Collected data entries
----
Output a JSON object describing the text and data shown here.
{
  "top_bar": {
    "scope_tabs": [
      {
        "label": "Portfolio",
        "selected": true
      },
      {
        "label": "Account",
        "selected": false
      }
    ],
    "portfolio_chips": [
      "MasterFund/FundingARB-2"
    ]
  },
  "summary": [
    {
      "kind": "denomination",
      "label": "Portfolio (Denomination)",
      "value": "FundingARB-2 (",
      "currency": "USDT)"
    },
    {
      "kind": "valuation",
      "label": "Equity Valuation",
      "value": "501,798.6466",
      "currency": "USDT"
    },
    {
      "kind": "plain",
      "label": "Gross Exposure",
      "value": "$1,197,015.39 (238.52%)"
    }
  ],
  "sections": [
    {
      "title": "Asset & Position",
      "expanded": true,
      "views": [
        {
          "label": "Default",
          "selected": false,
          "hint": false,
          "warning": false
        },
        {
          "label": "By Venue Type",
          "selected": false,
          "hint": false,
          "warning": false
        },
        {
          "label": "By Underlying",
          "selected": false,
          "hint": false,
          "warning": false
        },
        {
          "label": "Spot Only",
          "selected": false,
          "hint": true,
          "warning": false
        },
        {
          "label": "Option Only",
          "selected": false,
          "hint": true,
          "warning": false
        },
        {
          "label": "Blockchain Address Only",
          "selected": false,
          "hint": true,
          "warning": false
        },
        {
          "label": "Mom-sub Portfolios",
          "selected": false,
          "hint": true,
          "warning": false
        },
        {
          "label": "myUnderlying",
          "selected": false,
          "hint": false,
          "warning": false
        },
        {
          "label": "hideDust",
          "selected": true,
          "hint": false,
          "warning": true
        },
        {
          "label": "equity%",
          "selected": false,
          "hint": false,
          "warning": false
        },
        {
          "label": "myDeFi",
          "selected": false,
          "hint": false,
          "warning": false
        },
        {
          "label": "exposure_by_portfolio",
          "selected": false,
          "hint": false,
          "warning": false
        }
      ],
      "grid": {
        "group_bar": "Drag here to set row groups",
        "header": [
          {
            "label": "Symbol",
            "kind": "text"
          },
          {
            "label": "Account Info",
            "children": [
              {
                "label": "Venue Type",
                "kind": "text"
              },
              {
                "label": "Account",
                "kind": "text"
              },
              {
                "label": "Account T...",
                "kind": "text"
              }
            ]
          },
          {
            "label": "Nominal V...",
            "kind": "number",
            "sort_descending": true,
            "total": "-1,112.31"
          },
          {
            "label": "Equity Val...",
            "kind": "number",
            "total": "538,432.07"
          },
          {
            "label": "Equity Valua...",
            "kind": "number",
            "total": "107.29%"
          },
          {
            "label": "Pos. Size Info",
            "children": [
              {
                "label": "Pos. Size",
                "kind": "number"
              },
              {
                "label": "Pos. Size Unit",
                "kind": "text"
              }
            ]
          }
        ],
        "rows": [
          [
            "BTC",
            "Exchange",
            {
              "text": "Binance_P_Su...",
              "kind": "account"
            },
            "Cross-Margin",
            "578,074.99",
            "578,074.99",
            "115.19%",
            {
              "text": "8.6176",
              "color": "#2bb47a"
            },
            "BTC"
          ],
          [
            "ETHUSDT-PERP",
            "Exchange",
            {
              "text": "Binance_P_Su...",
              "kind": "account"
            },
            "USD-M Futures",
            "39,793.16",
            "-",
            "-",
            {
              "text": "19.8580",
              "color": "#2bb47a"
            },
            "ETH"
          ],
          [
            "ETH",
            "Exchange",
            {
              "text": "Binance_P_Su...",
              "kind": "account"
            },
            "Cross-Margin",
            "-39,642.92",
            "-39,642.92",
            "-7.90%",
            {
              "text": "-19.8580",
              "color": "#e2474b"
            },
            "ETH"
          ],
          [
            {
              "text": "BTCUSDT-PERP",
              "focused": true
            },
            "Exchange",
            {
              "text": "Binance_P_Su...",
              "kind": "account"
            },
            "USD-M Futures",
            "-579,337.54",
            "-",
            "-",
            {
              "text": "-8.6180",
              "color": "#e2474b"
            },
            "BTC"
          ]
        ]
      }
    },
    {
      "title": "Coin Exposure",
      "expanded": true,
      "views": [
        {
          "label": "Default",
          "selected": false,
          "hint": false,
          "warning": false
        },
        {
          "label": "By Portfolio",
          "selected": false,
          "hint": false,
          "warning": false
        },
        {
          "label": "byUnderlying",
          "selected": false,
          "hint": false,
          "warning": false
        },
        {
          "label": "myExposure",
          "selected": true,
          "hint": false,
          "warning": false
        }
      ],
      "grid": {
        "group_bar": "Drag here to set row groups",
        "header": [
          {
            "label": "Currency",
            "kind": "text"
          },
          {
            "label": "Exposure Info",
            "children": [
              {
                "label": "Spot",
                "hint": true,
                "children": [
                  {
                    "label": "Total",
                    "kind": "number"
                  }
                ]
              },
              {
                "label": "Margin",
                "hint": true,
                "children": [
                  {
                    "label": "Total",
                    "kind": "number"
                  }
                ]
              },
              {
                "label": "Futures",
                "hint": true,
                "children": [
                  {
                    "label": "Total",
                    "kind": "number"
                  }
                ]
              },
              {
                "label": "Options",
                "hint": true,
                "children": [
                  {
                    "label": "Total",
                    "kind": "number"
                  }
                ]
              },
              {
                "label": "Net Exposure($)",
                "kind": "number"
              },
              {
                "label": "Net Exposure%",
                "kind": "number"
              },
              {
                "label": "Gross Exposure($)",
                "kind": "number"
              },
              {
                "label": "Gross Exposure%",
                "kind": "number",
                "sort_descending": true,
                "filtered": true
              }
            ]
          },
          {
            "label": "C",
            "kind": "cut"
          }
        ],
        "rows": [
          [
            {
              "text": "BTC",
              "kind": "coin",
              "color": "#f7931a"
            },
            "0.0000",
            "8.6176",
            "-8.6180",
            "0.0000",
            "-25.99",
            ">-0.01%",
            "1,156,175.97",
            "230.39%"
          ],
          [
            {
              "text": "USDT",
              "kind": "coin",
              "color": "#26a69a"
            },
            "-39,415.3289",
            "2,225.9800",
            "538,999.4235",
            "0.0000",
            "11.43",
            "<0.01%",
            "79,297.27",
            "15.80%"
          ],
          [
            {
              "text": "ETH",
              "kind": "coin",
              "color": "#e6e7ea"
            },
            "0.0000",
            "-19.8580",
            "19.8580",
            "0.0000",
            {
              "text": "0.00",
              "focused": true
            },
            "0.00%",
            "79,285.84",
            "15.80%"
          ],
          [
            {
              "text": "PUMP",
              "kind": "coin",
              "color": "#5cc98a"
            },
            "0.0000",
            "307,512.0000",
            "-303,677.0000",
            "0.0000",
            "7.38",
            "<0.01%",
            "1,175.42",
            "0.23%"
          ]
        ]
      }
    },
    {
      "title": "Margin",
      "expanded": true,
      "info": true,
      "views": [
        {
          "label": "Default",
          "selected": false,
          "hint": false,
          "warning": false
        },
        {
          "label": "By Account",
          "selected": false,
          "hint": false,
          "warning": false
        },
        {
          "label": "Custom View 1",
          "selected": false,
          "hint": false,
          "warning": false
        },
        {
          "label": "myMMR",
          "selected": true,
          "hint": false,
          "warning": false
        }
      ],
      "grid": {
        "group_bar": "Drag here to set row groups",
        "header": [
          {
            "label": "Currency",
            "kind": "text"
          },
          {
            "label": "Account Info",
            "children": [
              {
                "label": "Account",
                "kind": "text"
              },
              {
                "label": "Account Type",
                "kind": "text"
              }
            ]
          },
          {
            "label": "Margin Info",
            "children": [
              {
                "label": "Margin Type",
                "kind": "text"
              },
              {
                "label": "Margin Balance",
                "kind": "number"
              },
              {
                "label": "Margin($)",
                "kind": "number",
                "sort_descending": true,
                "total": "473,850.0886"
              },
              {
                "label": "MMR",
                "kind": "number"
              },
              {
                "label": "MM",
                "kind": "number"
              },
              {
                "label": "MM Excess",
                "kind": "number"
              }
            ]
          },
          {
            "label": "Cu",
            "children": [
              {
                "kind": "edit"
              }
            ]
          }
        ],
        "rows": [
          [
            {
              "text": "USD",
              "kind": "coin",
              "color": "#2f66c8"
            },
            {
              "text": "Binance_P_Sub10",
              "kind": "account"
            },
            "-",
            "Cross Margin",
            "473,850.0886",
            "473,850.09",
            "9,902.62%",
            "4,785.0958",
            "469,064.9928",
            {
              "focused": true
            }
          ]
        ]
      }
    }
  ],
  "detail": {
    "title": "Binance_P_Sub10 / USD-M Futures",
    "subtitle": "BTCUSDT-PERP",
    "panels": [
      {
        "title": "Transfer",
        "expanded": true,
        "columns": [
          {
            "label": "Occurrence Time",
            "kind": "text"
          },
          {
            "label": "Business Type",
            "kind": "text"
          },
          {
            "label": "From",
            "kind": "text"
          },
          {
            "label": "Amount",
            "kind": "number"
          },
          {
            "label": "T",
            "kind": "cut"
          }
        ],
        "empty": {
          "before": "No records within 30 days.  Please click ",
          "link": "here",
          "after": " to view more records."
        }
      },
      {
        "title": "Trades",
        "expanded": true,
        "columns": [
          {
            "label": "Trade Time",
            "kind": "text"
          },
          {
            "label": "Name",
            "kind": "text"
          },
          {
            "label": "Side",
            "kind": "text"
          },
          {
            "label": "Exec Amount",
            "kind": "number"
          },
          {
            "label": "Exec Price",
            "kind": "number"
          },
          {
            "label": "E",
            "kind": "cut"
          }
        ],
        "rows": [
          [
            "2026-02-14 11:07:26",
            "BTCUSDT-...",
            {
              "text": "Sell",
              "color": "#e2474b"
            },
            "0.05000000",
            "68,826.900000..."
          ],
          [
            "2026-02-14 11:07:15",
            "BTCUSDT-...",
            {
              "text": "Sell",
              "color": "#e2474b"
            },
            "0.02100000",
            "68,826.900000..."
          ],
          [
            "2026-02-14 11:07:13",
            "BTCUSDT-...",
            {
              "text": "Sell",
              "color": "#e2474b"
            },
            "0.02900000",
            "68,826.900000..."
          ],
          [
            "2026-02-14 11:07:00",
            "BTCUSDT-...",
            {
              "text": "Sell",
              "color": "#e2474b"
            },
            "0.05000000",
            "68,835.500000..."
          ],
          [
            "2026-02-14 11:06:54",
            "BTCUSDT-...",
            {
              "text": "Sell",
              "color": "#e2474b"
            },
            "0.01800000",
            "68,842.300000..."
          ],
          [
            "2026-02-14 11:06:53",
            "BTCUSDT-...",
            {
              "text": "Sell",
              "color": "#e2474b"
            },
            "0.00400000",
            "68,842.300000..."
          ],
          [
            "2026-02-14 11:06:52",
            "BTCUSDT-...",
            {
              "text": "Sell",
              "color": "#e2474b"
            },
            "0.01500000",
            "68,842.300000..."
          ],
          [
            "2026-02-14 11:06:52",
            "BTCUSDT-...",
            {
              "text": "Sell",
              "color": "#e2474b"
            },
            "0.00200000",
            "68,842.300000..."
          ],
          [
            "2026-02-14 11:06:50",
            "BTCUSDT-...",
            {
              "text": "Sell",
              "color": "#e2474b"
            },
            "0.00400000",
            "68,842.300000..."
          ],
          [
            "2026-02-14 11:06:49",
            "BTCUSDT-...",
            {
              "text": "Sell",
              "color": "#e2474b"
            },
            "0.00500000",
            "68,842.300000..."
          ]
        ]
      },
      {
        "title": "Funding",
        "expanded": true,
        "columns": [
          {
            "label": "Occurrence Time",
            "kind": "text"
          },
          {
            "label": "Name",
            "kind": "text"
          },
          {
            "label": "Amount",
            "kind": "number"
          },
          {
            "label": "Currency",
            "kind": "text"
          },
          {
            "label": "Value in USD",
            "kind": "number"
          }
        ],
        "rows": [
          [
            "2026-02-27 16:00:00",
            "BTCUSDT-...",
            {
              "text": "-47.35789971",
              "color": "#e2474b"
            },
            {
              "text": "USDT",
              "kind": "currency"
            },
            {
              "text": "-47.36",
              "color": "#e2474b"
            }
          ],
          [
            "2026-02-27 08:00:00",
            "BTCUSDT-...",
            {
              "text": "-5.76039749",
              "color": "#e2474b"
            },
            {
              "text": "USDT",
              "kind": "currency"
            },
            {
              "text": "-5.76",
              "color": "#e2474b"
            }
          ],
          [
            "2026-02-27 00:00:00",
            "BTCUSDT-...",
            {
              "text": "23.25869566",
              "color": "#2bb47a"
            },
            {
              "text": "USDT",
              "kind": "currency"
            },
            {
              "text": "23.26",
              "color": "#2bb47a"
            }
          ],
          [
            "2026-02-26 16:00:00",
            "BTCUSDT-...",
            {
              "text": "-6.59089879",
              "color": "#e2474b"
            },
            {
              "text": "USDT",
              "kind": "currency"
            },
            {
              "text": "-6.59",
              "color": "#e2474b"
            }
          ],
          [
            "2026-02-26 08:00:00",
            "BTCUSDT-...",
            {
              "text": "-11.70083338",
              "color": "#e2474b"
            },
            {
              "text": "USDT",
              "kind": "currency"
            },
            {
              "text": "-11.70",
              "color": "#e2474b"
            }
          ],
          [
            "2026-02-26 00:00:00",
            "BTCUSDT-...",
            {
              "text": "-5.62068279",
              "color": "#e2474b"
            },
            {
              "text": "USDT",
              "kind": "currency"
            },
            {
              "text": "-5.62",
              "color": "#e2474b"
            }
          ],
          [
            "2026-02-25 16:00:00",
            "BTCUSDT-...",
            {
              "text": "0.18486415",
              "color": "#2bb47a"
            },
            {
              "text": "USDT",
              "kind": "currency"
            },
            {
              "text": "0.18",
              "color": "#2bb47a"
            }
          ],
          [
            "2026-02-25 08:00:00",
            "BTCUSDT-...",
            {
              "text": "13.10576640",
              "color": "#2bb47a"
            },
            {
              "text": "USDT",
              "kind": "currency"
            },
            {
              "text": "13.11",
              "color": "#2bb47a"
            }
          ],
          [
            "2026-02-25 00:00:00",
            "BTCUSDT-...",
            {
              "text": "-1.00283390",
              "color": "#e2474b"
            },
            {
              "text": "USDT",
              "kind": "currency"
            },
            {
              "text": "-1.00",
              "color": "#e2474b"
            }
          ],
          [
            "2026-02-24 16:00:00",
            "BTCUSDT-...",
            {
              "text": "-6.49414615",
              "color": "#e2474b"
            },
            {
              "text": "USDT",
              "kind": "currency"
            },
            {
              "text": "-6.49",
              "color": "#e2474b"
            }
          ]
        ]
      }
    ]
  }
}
----
Task directions: Report every line in the data above in which the word "Margin" appears.

The answer:
            "Cross-Margin",
            "Cross-Margin",
                "label": "Margin",
      "title": "Margin",
            "label": "Margin Info",
                "label": "Margin Type",
                "label": "Margin Balance",
                "label": "Margin($)",
            "Cross Margin",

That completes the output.